■ WHAT TO PRODUCE ■
Across all the lines below, how many contain the string "JSON"? Please reply with the number only.

■ RECORD EXTRACTS ■
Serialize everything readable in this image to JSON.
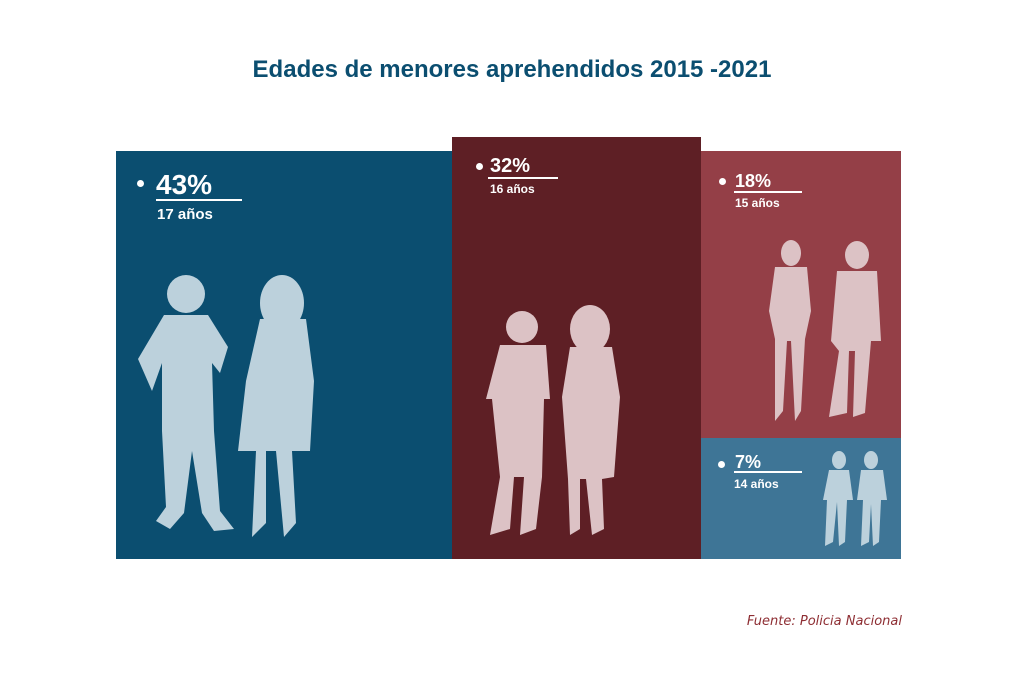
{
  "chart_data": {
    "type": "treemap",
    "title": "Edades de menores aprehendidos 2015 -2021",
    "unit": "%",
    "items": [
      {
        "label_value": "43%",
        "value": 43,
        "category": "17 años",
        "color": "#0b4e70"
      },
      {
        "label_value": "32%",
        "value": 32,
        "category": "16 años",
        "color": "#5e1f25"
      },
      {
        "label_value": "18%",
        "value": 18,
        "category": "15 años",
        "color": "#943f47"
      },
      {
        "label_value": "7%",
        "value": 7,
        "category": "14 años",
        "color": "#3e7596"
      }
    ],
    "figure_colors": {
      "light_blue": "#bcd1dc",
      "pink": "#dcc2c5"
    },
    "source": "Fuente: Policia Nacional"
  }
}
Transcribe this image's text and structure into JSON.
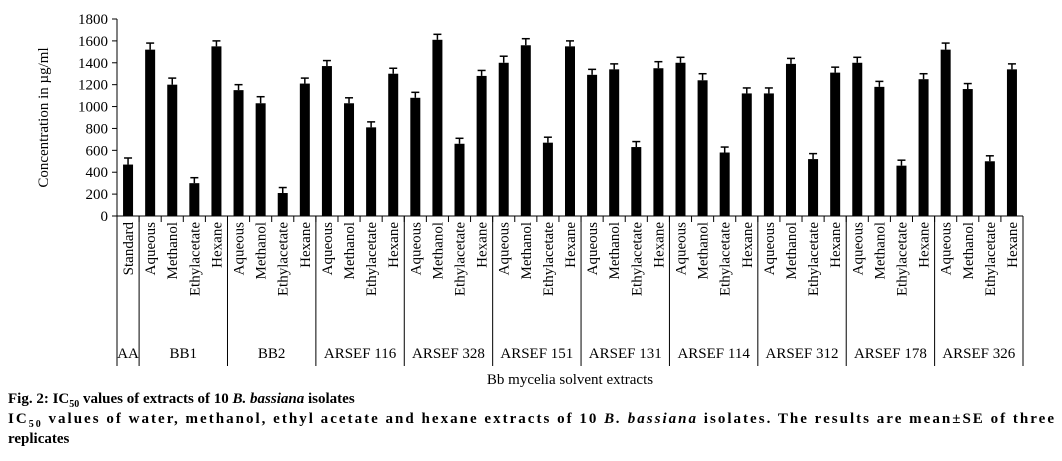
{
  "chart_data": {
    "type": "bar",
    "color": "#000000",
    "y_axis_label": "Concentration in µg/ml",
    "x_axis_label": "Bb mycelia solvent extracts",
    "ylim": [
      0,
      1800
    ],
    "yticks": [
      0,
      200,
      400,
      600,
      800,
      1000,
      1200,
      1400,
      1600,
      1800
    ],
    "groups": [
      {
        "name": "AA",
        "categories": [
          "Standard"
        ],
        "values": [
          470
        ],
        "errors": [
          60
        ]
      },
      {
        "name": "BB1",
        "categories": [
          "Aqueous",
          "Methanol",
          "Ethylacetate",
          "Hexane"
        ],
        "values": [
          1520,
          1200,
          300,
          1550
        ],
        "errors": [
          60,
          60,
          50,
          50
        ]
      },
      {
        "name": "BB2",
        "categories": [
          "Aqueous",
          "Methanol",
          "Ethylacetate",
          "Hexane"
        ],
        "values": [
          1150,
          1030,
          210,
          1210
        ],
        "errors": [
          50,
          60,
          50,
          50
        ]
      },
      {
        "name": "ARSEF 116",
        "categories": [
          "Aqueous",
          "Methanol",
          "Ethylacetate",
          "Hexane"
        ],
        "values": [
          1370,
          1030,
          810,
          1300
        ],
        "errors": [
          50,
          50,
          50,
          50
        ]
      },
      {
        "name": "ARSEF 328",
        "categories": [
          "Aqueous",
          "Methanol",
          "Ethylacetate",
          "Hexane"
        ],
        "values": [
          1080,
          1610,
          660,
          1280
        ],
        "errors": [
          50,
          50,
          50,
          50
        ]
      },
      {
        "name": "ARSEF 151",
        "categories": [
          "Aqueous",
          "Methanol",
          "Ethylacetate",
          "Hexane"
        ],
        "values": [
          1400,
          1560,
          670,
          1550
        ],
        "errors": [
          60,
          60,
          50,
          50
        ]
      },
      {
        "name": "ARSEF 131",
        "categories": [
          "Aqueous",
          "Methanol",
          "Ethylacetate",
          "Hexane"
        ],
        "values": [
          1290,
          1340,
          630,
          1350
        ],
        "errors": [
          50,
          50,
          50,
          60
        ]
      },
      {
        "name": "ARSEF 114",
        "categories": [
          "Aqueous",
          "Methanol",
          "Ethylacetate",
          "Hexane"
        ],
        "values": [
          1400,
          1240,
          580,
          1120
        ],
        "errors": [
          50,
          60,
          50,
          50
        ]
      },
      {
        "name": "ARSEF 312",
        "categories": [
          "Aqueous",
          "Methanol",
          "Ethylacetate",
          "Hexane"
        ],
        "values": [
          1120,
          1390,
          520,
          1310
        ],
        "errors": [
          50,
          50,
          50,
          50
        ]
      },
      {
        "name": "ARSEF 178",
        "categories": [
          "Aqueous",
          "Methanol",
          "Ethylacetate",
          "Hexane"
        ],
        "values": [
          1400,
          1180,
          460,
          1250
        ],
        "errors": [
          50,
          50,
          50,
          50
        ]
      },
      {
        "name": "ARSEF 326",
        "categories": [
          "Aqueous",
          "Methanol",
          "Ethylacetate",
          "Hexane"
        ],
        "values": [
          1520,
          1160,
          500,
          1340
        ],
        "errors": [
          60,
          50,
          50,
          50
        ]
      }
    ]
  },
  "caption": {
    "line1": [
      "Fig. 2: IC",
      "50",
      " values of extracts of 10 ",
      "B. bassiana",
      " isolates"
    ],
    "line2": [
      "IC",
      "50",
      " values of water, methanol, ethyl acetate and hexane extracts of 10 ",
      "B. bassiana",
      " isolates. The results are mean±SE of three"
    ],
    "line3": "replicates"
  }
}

---

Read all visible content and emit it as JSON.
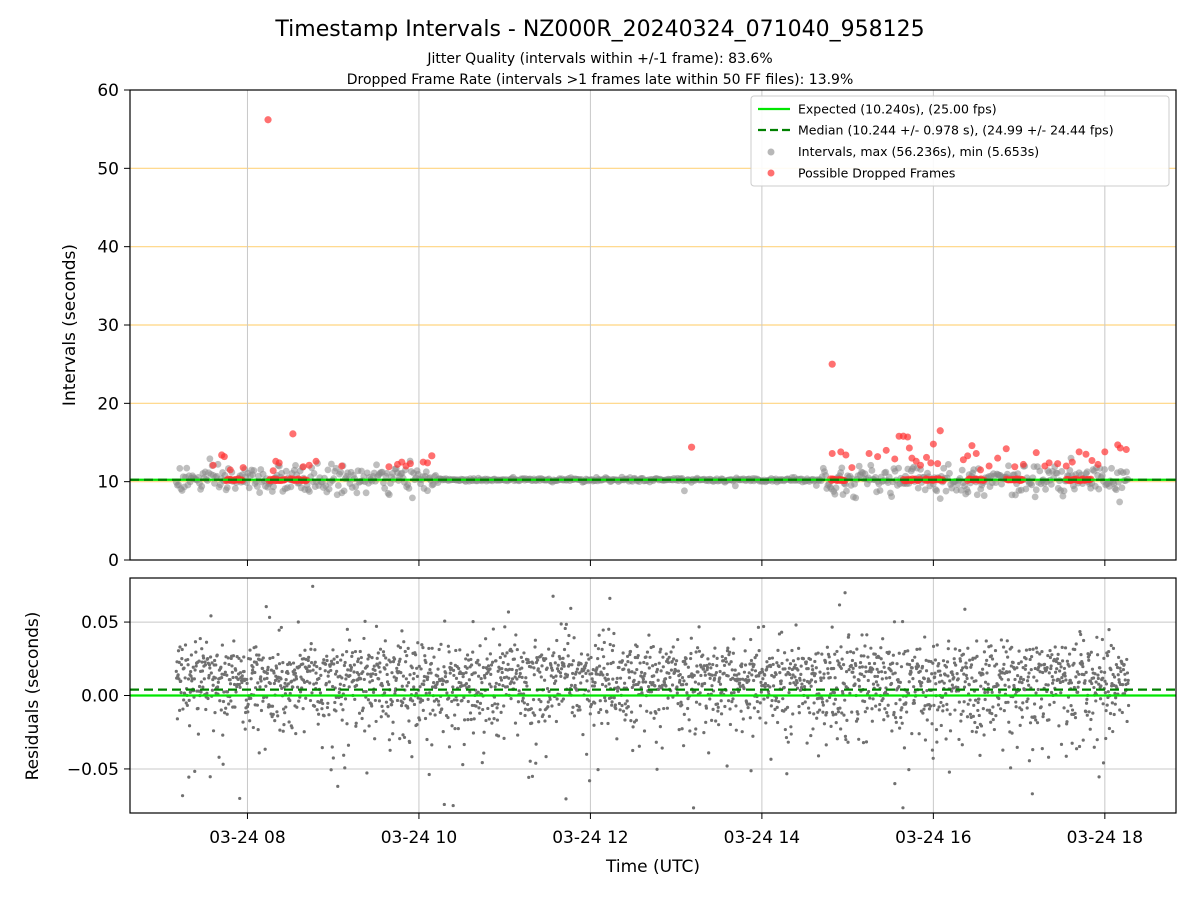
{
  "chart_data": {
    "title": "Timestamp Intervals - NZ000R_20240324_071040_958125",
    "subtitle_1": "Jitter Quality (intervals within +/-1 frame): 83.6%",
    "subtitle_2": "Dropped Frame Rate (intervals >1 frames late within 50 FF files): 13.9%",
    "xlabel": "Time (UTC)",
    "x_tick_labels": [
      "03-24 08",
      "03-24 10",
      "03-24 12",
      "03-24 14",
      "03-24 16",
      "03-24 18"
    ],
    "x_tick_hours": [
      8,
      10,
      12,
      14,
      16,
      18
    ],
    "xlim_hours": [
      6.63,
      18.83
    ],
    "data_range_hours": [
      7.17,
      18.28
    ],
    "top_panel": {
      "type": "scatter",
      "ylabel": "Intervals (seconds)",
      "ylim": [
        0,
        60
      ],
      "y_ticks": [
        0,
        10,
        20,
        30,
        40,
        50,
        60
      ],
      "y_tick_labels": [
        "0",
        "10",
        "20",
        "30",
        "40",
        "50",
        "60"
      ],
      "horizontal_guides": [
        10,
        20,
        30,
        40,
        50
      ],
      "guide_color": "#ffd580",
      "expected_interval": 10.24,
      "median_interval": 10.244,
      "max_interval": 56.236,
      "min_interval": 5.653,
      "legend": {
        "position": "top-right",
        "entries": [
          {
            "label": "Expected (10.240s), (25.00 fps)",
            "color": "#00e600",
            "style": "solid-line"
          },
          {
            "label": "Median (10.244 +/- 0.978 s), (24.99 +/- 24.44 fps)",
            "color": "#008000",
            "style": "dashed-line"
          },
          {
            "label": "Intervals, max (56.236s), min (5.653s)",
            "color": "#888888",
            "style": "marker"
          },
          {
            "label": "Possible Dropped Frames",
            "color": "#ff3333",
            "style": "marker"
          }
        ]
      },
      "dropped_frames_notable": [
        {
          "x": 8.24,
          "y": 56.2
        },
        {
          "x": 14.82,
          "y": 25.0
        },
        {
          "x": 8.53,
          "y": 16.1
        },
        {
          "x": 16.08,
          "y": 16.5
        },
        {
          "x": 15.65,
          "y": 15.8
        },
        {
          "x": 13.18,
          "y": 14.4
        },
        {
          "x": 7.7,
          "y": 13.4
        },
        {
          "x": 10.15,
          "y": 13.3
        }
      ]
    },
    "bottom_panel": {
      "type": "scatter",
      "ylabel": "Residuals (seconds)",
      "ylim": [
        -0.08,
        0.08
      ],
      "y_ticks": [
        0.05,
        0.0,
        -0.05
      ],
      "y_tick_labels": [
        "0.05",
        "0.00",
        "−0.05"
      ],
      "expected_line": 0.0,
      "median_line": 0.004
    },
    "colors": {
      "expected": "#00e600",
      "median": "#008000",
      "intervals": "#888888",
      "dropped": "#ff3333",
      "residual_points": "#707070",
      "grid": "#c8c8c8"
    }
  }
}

■ THE SOLUTION ■
3